(RECORDS PROVIDED)
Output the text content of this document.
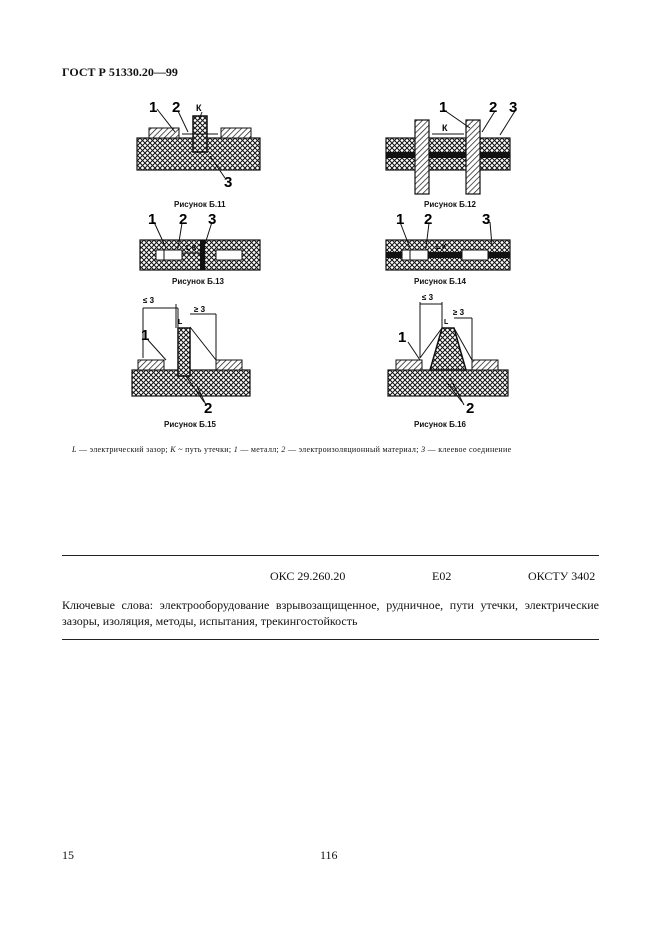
ГОСТ Р 51330.20—99
1 2 К
3
Рисунок Б.11
1
К
2 3
Рисунок Б.12
1 2 3
L К
Рисунок Б.13
1 2	3
L К
Рисунок Б.14
≤ 3
≥ 3
L
1
2
Рисунок Б.15
≤ 3
≥ 3
L
1
2
Рисунок Б.16
L — электрический зазор; К ~ путь утечки; 1 — металл; 2 — электроизоляционный материал; 3 — клеевое соединение
ОКС 29.260.20	Е02	ОКСТУ 3402
Ключевые слова: электрооборудование взрывозащищенное, рудничное, пути утечки, электрические зазоры, изоляция, методы, испытания, трекингостойкость
15	116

(BRIEF) Pictures are excluded; repeat every record exactly.

(ANSWER FOR THE TASK)
Output the text content of this document.
ГОСТ Р 51330.20—99
1 2 К
3
Рисунок Б.11
1
К
2 3
Рисунок Б.12
1 2 3
L К
Рисунок Б.13
1 2	3
L К
Рисунок Б.14
≤ 3
≥ 3
L
1
2
Рисунок Б.15
≤ 3
≥ 3
L
1
2
Рисунок Б.16
L — электрический зазор; К ~ путь утечки; 1 — металл; 2 — электроизоляционный материал; 3 — клеевое соединение
ОКС 29.260.20	Е02	ОКСТУ 3402
Ключевые слова: электрооборудование взрывозащищенное, рудничное, пути утечки, электрические зазоры, изоляция, методы, испытания, трекингостойкость
15	116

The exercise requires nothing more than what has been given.